EXERCISE DIRECTIONS
Using the data below, gather each line that includes the word "this".

(Records from a collection)
<<<<

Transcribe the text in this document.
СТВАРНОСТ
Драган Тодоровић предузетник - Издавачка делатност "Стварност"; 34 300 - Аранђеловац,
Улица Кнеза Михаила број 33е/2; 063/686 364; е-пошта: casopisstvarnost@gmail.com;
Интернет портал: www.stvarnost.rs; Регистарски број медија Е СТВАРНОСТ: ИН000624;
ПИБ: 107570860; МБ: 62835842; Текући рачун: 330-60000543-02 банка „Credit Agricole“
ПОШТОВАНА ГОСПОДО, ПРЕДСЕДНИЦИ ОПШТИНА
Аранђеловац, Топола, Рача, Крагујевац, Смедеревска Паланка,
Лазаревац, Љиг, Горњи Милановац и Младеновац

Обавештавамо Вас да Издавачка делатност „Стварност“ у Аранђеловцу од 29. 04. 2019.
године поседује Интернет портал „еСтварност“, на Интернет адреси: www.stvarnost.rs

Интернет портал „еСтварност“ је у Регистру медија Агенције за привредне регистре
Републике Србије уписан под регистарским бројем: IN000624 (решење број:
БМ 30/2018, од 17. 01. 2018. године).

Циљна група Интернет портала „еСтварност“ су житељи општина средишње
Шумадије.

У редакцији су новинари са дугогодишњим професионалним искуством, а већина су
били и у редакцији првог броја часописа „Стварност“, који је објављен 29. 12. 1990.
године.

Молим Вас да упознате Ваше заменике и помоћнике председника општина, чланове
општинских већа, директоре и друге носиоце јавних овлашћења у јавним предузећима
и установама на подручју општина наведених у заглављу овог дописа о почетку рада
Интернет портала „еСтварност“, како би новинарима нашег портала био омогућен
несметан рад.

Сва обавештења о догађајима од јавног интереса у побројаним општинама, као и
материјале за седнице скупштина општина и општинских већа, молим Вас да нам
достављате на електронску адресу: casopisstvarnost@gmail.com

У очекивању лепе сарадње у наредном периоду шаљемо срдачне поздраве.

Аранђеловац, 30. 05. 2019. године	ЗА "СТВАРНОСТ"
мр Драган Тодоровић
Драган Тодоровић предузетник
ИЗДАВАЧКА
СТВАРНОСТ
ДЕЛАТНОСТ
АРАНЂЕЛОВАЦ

>>>>
<<<<

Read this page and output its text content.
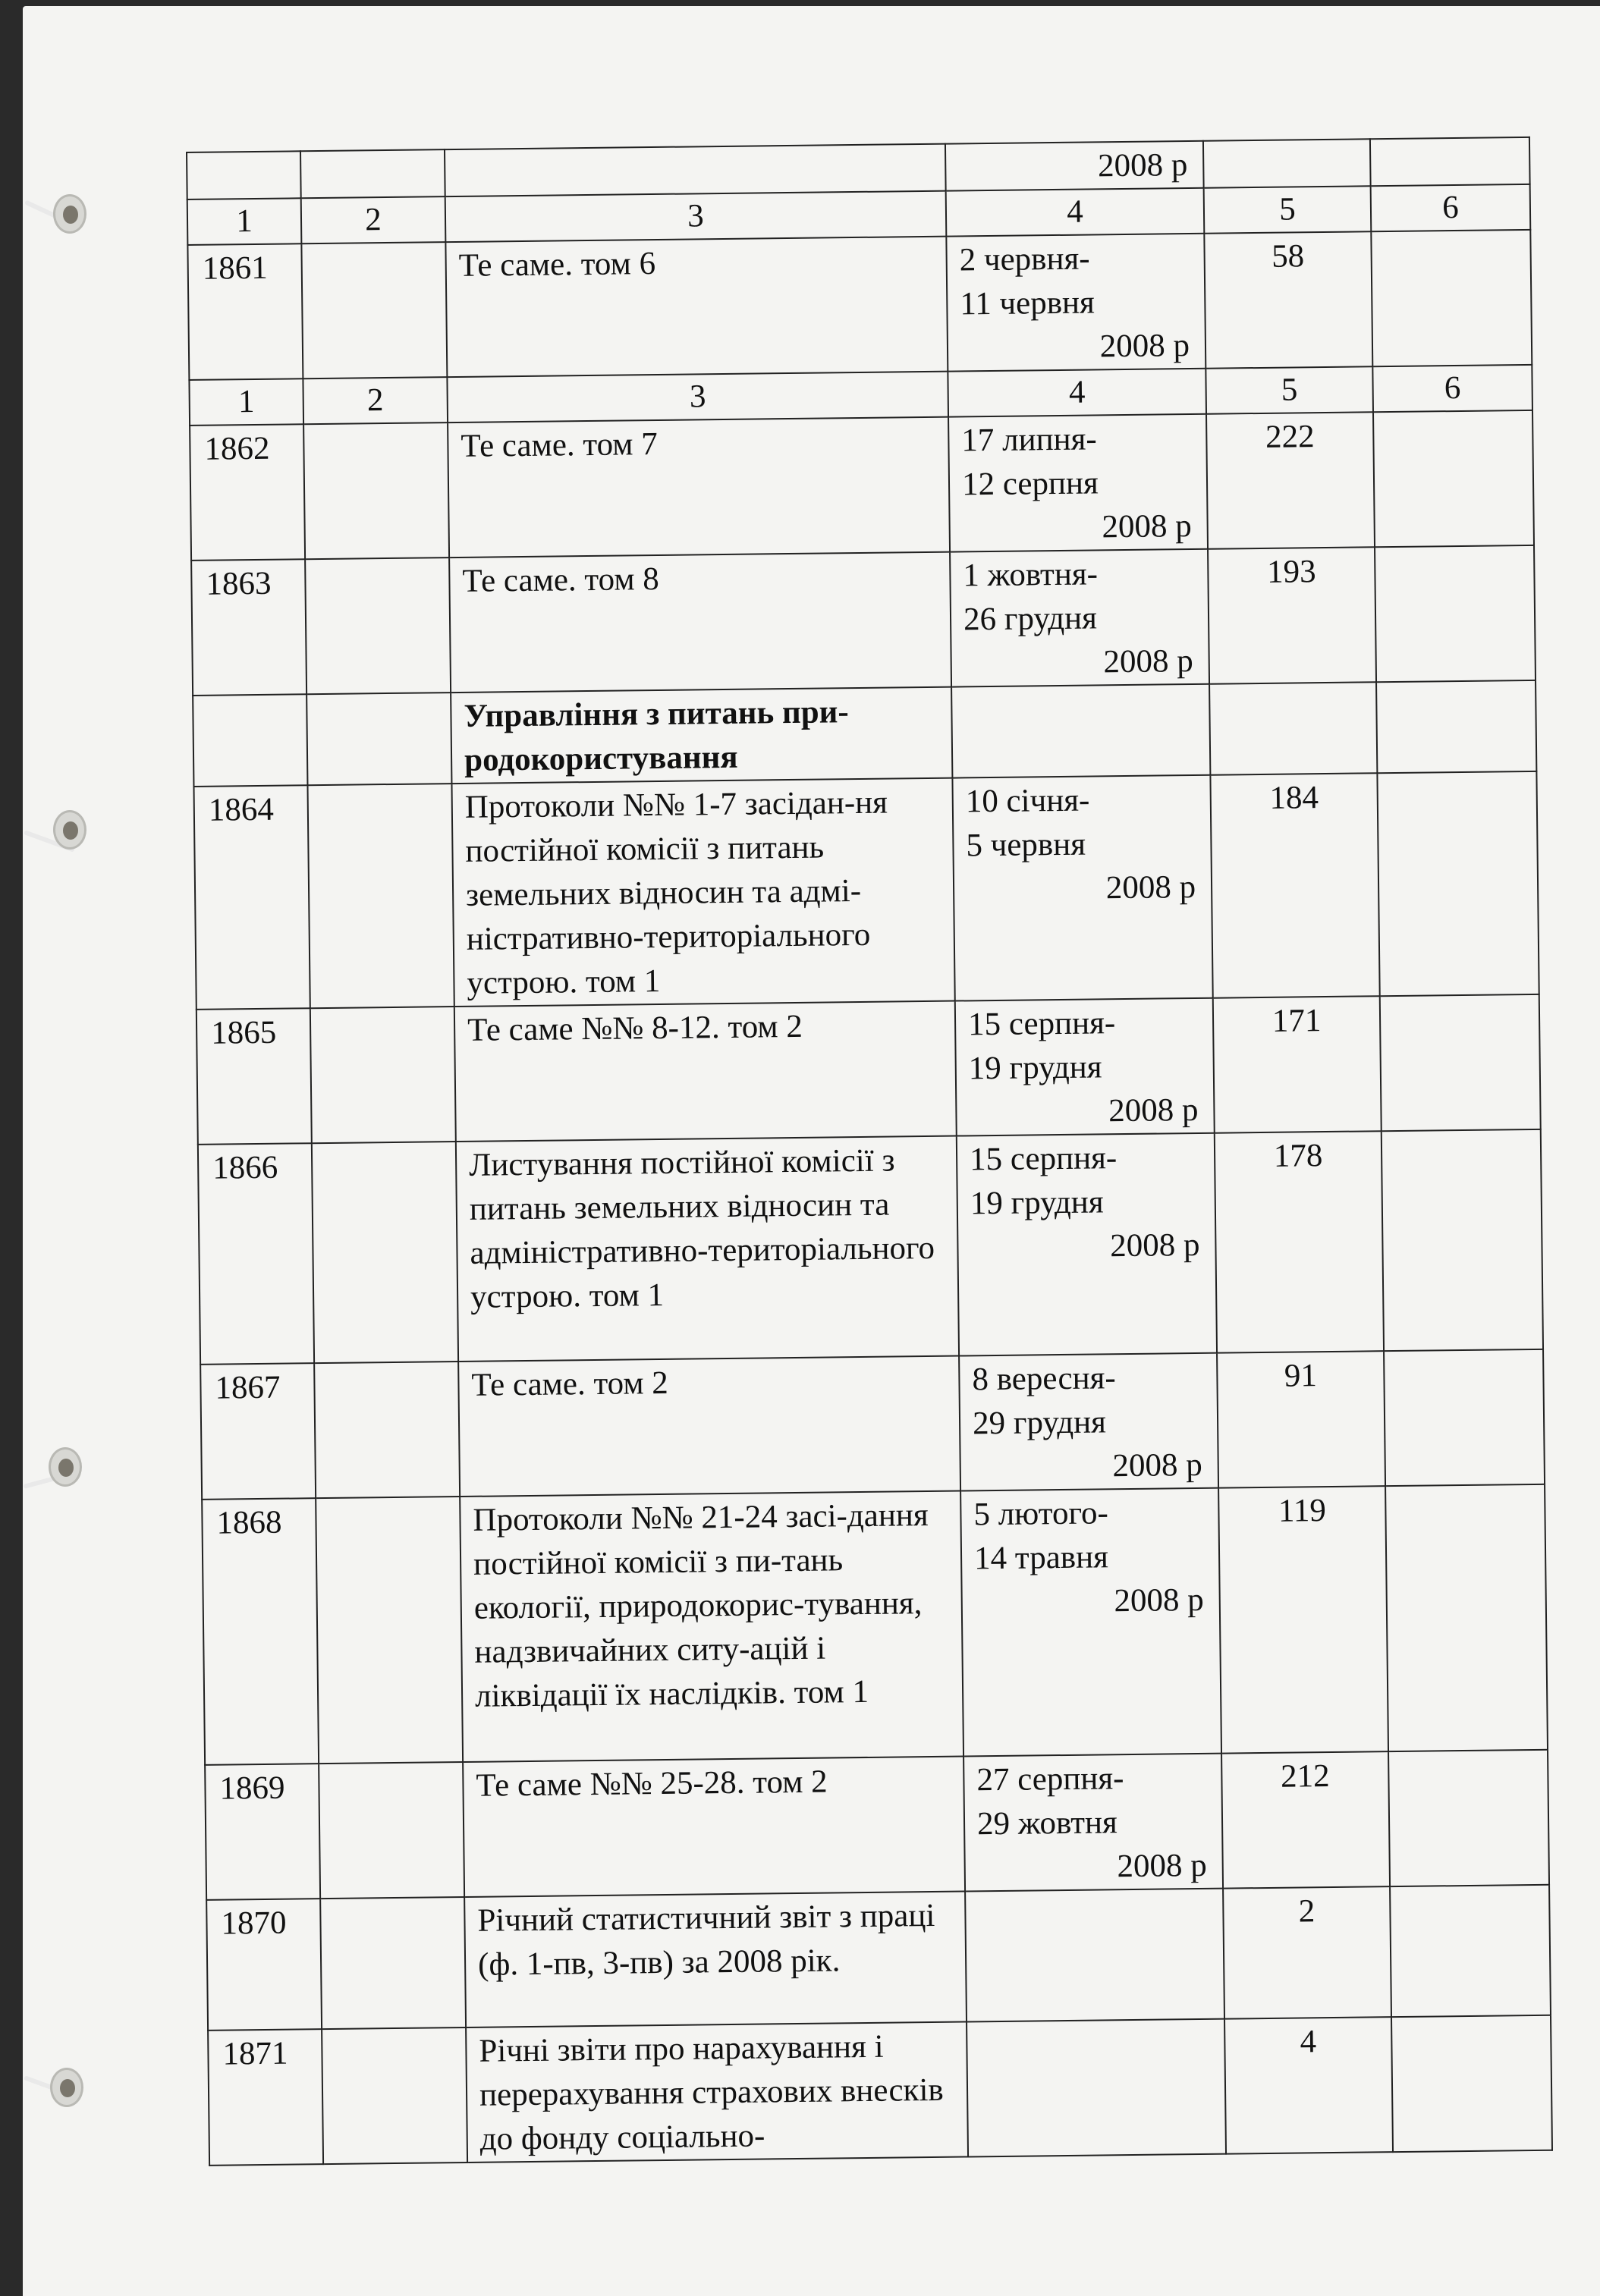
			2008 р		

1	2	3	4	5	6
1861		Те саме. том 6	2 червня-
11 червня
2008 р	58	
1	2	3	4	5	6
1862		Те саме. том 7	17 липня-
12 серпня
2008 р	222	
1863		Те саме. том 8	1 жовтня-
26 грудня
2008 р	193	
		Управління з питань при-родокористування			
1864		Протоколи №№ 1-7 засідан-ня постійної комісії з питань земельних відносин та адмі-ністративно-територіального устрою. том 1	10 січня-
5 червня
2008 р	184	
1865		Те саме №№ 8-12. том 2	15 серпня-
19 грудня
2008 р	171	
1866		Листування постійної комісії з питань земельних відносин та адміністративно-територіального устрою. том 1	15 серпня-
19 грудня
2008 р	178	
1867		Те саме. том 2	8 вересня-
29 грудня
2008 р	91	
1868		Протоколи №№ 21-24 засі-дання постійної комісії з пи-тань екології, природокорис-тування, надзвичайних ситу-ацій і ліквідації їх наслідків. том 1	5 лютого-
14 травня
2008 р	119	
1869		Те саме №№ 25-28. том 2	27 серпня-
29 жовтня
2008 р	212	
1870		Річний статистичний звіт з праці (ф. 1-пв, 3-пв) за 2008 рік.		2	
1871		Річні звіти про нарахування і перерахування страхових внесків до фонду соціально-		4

>>>>

RESPONSE BELOW
Transcribe the text in this document.
Read this page and output its text content.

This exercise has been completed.